Your objective:
From the listing, collect all lines containing the word "Current".

Data shown:
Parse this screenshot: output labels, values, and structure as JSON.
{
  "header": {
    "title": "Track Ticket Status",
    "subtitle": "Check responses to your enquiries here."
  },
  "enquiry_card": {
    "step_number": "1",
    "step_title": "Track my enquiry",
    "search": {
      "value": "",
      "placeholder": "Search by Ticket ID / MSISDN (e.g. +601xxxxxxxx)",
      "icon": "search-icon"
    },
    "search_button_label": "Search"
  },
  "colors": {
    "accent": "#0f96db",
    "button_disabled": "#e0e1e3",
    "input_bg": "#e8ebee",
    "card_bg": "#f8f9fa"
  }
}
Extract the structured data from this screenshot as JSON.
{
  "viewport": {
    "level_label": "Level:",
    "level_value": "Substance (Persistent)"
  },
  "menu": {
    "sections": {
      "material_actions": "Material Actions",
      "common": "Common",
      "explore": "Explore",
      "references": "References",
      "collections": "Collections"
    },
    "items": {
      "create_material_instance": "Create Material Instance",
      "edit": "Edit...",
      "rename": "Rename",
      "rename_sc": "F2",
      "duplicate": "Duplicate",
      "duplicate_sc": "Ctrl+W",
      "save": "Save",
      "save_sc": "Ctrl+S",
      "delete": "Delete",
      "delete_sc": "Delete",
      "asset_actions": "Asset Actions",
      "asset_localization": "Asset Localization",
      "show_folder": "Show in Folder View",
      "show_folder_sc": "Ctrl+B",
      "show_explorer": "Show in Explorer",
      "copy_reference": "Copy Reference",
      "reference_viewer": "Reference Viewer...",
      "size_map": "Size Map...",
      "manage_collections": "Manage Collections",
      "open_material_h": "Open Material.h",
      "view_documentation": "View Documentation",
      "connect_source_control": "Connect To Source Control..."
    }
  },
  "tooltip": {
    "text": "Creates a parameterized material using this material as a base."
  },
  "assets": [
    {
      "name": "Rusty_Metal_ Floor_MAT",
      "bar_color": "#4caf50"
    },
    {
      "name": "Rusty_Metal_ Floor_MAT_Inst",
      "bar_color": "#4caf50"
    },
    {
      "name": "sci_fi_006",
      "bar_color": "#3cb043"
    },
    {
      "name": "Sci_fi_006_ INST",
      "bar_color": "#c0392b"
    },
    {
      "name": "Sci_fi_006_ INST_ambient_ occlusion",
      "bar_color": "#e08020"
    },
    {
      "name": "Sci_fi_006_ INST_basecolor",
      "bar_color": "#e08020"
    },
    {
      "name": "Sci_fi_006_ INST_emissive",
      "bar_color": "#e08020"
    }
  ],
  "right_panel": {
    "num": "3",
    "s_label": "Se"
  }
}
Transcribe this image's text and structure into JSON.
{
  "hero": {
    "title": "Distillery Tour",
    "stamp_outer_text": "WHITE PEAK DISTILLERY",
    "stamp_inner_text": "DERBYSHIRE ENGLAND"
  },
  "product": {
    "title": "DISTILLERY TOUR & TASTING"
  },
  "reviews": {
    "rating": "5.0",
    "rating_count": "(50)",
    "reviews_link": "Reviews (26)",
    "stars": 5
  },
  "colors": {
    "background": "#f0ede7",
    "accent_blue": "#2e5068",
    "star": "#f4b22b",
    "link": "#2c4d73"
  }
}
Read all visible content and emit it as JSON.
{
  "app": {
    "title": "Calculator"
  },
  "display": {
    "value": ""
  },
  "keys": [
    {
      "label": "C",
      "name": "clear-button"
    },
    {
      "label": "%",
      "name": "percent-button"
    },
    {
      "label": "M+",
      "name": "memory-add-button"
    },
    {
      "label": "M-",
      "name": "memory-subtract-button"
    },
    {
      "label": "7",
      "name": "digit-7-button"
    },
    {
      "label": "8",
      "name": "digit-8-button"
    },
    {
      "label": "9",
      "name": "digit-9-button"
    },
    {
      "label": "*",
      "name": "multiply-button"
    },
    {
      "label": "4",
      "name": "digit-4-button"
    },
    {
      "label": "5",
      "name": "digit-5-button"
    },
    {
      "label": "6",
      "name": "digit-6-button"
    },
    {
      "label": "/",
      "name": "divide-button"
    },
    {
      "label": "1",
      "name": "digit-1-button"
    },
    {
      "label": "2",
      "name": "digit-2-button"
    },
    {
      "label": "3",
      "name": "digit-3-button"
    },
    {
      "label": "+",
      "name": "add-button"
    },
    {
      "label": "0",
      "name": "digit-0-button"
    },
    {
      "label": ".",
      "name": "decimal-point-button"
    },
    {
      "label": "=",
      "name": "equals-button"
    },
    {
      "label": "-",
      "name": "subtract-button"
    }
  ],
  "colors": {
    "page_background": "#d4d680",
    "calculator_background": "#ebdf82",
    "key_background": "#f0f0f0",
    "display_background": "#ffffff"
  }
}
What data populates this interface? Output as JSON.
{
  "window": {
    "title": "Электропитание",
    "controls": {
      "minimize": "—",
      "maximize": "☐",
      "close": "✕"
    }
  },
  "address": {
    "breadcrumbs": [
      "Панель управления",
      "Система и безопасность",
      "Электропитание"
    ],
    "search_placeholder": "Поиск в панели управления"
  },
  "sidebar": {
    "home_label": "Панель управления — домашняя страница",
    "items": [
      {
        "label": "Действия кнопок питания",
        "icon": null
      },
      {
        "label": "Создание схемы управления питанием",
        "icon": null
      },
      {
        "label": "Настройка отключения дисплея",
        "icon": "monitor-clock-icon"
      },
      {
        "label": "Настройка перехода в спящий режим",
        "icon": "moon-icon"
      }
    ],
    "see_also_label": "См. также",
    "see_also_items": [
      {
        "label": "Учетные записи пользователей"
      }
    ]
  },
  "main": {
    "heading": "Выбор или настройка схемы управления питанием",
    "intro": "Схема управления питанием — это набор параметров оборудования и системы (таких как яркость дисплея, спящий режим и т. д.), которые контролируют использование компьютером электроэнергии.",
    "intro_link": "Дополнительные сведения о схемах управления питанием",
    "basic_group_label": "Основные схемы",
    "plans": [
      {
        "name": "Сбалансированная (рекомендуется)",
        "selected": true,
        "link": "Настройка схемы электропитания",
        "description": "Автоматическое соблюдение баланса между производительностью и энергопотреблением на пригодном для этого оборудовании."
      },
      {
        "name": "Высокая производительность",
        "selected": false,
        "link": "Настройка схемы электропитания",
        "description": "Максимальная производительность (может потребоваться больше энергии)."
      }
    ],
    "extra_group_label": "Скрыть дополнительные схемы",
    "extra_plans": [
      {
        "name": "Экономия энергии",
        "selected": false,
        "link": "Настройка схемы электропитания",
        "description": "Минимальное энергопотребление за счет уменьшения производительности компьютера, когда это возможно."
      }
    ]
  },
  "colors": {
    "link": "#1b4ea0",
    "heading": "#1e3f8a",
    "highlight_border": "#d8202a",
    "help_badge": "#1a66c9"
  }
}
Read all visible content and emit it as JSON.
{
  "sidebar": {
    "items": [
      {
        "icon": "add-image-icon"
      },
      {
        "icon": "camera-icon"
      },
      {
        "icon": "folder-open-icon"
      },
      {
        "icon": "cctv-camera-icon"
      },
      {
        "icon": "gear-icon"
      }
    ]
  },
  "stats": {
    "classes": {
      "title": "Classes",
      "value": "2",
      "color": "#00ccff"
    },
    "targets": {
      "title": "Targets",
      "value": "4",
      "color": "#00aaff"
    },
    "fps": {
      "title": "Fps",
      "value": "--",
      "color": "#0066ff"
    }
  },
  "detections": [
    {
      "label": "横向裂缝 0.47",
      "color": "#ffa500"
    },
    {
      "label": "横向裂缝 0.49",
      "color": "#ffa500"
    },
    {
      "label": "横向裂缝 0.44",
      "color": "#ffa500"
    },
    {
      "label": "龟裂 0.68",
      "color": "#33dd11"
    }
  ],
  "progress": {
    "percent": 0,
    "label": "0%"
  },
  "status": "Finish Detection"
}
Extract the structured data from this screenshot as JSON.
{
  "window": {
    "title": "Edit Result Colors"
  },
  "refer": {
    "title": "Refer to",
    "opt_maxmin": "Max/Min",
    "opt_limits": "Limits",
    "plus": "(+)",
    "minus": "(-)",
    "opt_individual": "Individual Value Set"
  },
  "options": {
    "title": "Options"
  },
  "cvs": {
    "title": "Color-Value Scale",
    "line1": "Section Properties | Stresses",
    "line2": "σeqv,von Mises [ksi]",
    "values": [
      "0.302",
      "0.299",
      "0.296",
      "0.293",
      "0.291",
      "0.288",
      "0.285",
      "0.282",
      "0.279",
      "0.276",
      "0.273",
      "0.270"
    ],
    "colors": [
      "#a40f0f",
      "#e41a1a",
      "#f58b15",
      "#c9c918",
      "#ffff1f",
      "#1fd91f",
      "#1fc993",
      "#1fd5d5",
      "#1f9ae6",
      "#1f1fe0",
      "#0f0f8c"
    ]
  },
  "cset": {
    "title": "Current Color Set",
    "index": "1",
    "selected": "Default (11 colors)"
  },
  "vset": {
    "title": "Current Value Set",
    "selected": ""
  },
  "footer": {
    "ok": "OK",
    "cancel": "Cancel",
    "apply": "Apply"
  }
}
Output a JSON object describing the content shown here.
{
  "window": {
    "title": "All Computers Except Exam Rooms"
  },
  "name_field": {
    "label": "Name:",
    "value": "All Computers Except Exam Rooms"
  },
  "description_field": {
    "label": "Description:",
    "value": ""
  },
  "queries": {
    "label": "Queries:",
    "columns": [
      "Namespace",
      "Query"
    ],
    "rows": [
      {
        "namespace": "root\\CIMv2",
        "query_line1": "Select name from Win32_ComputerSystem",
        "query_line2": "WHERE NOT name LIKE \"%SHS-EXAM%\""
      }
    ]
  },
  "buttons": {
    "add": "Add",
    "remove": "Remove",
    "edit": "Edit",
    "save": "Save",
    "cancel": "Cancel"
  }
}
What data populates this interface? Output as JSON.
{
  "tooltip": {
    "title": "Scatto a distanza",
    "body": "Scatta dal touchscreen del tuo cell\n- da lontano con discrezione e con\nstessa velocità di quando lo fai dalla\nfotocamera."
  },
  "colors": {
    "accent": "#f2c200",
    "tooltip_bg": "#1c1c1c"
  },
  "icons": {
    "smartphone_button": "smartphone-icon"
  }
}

Completed exercise:
    "title": "Current Color Set",
    "title": "Current Value Set",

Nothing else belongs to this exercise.